**WHAT THE EXERCISE ASKS:** Output all of the entries below precisely as written.

START TASK INPUTS

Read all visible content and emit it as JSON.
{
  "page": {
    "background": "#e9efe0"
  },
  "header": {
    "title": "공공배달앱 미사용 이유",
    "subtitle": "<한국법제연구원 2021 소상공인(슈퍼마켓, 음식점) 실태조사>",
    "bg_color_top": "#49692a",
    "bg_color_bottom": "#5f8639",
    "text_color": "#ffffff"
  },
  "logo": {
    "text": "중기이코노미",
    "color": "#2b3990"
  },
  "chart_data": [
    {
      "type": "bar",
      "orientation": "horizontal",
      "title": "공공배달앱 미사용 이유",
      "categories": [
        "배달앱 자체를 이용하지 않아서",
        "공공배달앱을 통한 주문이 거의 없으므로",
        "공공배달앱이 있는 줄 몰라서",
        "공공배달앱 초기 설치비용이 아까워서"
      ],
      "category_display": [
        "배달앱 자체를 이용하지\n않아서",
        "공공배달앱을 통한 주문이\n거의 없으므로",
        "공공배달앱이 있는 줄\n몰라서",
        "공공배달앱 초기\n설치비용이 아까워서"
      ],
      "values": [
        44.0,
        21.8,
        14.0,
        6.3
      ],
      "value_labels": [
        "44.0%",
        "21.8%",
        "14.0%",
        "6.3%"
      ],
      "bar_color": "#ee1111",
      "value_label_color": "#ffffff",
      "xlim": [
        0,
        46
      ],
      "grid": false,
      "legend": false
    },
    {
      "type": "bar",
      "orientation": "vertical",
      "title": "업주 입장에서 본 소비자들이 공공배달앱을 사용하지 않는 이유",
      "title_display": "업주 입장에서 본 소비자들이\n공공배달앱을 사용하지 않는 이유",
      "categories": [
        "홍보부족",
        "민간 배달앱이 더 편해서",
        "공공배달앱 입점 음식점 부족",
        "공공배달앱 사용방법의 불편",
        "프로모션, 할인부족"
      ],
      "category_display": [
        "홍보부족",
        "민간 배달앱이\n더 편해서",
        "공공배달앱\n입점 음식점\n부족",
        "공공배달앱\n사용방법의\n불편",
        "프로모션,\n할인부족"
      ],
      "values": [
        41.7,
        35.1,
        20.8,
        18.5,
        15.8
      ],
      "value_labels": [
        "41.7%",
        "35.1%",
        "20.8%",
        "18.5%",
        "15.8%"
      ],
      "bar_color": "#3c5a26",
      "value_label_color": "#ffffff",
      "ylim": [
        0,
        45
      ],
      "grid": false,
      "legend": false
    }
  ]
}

END TASK INPUTS

**RESPONSE:**
Read all visible content and emit it as JSON.
{
  "page": {
    "background": "#e9efe0"
  },
  "header": {
    "title": "공공배달앱 미사용 이유",
    "subtitle": "<한국법제연구원 2021 소상공인(슈퍼마켓, 음식점) 실태조사>",
    "bg_color_top": "#49692a",
    "bg_color_bottom": "#5f8639",
    "text_color": "#ffffff"
  },
  "logo": {
    "text": "중기이코노미",
    "color": "#2b3990"
  },
  "chart_data": [
    {
      "type": "bar",
      "orientation": "horizontal",
      "title": "공공배달앱 미사용 이유",
      "categories": [
        "배달앱 자체를 이용하지 않아서",
        "공공배달앱을 통한 주문이 거의 없으므로",
        "공공배달앱이 있는 줄 몰라서",
        "공공배달앱 초기 설치비용이 아까워서"
      ],
      "category_display": [
        "배달앱 자체를 이용하지\n않아서",
        "공공배달앱을 통한 주문이\n거의 없으므로",
        "공공배달앱이 있는 줄\n몰라서",
        "공공배달앱 초기\n설치비용이 아까워서"
      ],
      "values": [
        44.0,
        21.8,
        14.0,
        6.3
      ],
      "value_labels": [
        "44.0%",
        "21.8%",
        "14.0%",
        "6.3%"
      ],
      "bar_color": "#ee1111",
      "value_label_color": "#ffffff",
      "xlim": [
        0,
        46
      ],
      "grid": false,
      "legend": false
    },
    {
      "type": "bar",
      "orientation": "vertical",
      "title": "업주 입장에서 본 소비자들이 공공배달앱을 사용하지 않는 이유",
      "title_display": "업주 입장에서 본 소비자들이\n공공배달앱을 사용하지 않는 이유",
      "categories": [
        "홍보부족",
        "민간 배달앱이 더 편해서",
        "공공배달앱 입점 음식점 부족",
        "공공배달앱 사용방법의 불편",
        "프로모션, 할인부족"
      ],
      "category_display": [
        "홍보부족",
        "민간 배달앱이\n더 편해서",
        "공공배달앱\n입점 음식점\n부족",
        "공공배달앱\n사용방법의\n불편",
        "프로모션,\n할인부족"
      ],
      "values": [
        41.7,
        35.1,
        20.8,
        18.5,
        15.8
      ],
      "value_labels": [
        "41.7%",
        "35.1%",
        "20.8%",
        "18.5%",
        "15.8%"
      ],
      "bar_color": "#3c5a26",
      "value_label_color": "#ffffff",
      "ylim": [
        0,
        45
      ],
      "grid": false,
      "legend": false
    }
  ]
}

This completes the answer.